→ **Task details**
Output all of the data exactly as it appears, but leave out any pictures it contains.

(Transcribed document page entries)

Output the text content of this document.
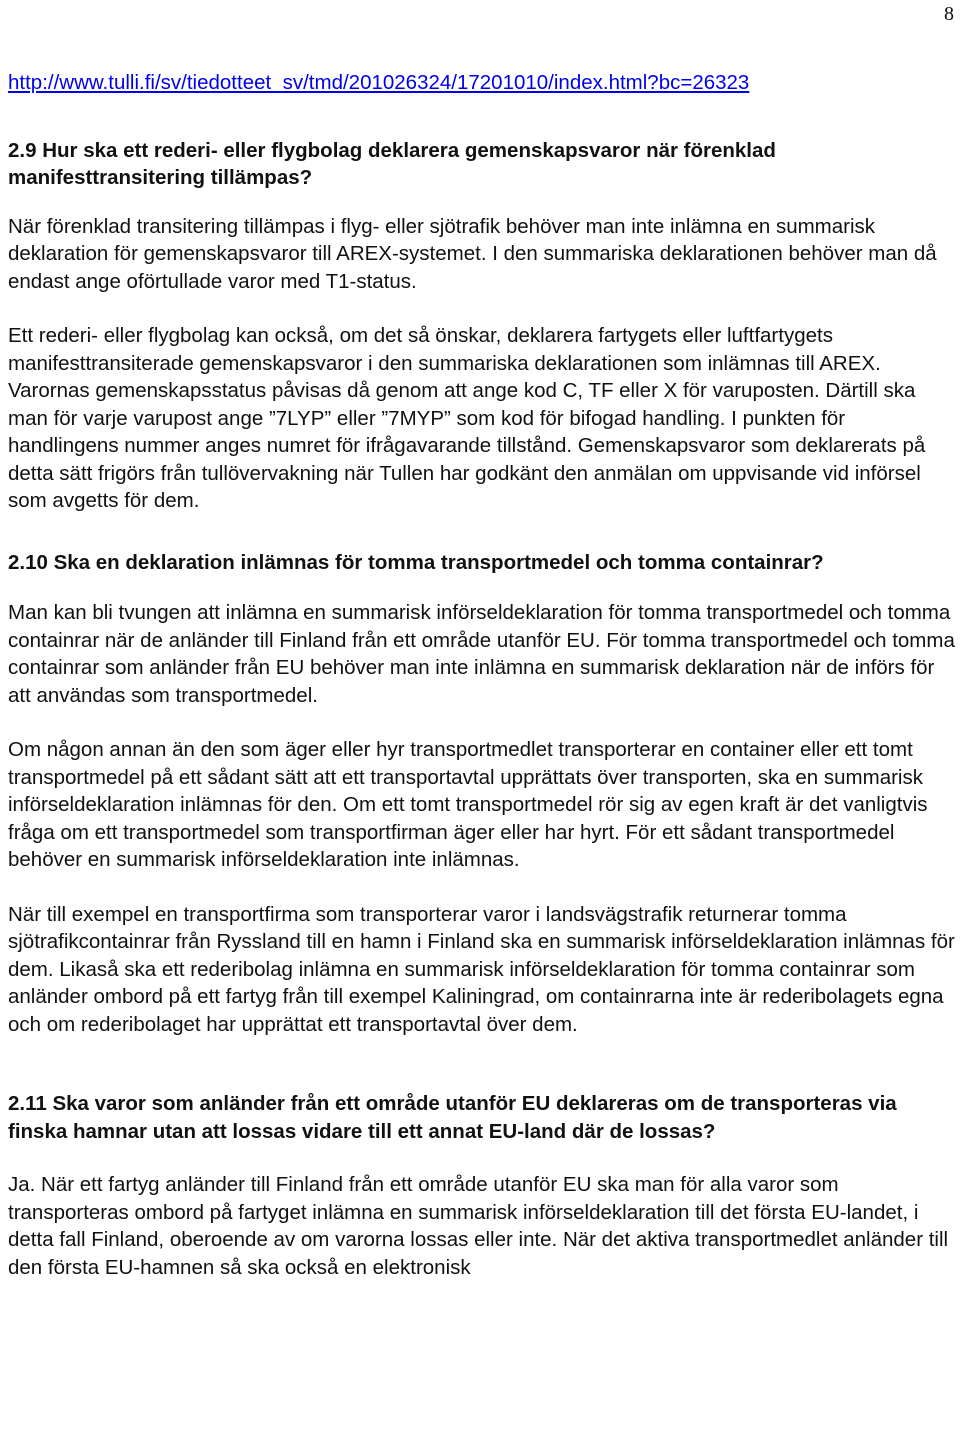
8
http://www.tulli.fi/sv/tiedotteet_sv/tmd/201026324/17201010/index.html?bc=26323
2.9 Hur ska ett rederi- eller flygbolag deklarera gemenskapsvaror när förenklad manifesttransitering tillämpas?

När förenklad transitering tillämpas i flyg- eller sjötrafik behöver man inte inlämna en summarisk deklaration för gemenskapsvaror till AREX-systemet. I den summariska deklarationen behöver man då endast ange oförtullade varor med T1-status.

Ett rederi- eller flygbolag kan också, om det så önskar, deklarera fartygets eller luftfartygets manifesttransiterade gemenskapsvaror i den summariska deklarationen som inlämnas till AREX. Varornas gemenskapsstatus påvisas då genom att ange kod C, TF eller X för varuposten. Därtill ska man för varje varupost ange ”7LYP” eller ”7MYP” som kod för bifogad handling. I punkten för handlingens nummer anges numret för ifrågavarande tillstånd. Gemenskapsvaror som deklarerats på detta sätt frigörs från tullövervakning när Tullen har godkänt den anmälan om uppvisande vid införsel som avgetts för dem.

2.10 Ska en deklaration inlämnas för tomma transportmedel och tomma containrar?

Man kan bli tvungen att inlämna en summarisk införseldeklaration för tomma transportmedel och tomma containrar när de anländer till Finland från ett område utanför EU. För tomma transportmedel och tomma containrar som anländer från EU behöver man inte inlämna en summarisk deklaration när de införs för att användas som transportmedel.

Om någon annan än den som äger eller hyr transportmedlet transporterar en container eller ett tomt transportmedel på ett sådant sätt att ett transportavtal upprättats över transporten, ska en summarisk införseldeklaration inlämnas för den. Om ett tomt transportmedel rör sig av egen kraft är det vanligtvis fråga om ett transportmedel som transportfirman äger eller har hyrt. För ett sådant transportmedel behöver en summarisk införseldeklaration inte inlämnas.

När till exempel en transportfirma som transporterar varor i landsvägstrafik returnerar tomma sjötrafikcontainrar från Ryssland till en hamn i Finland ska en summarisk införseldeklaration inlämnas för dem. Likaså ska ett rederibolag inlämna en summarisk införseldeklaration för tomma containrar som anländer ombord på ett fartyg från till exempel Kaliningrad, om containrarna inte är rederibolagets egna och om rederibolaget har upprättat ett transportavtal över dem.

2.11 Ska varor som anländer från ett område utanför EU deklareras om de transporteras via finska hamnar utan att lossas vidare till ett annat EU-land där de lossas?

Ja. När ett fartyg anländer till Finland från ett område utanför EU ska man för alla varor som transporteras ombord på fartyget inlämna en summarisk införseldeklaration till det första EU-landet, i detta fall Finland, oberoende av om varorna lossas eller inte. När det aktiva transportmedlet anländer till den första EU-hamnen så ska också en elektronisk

→ **Exercise response**
Output the text content of this document.
8
http://www.tulli.fi/sv/tiedotteet_sv/tmd/201026324/17201010/index.html?bc=26323
2.9 Hur ska ett rederi- eller flygbolag deklarera gemenskapsvaror när förenklad manifesttransitering tillämpas?

När förenklad transitering tillämpas i flyg- eller sjötrafik behöver man inte inlämna en summarisk deklaration för gemenskapsvaror till AREX-systemet. I den summariska deklarationen behöver man då endast ange oförtullade varor med T1-status.

Ett rederi- eller flygbolag kan också, om det så önskar, deklarera fartygets eller luftfartygets manifesttransiterade gemenskapsvaror i den summariska deklarationen som inlämnas till AREX. Varornas gemenskapsstatus påvisas då genom att ange kod C, TF eller X för varuposten. Därtill ska man för varje varupost ange ”7LYP” eller ”7MYP” som kod för bifogad handling. I punkten för handlingens nummer anges numret för ifrågavarande tillstånd. Gemenskapsvaror som deklarerats på detta sätt frigörs från tullövervakning när Tullen har godkänt den anmälan om uppvisande vid införsel som avgetts för dem.

2.10 Ska en deklaration inlämnas för tomma transportmedel och tomma containrar?

Man kan bli tvungen att inlämna en summarisk införseldeklaration för tomma transportmedel och tomma containrar när de anländer till Finland från ett område utanför EU. För tomma transportmedel och tomma containrar som anländer från EU behöver man inte inlämna en summarisk deklaration när de införs för att användas som transportmedel.

Om någon annan än den som äger eller hyr transportmedlet transporterar en container eller ett tomt transportmedel på ett sådant sätt att ett transportavtal upprättats över transporten, ska en summarisk införseldeklaration inlämnas för den. Om ett tomt transportmedel rör sig av egen kraft är det vanligtvis fråga om ett transportmedel som transportfirman äger eller har hyrt. För ett sådant transportmedel behöver en summarisk införseldeklaration inte inlämnas.

När till exempel en transportfirma som transporterar varor i landsvägstrafik returnerar tomma sjötrafikcontainrar från Ryssland till en hamn i Finland ska en summarisk införseldeklaration inlämnas för dem. Likaså ska ett rederibolag inlämna en summarisk införseldeklaration för tomma containrar som anländer ombord på ett fartyg från till exempel Kaliningrad, om containrarna inte är rederibolagets egna och om rederibolaget har upprättat ett transportavtal över dem.

2.11 Ska varor som anländer från ett område utanför EU deklareras om de transporteras via finska hamnar utan att lossas vidare till ett annat EU-land där de lossas?

Ja. När ett fartyg anländer till Finland från ett område utanför EU ska man för alla varor som transporteras ombord på fartyget inlämna en summarisk införseldeklaration till det första EU-landet, i detta fall Finland, oberoende av om varorna lossas eller inte. När det aktiva transportmedlet anländer till den första EU-hamnen så ska också en elektronisk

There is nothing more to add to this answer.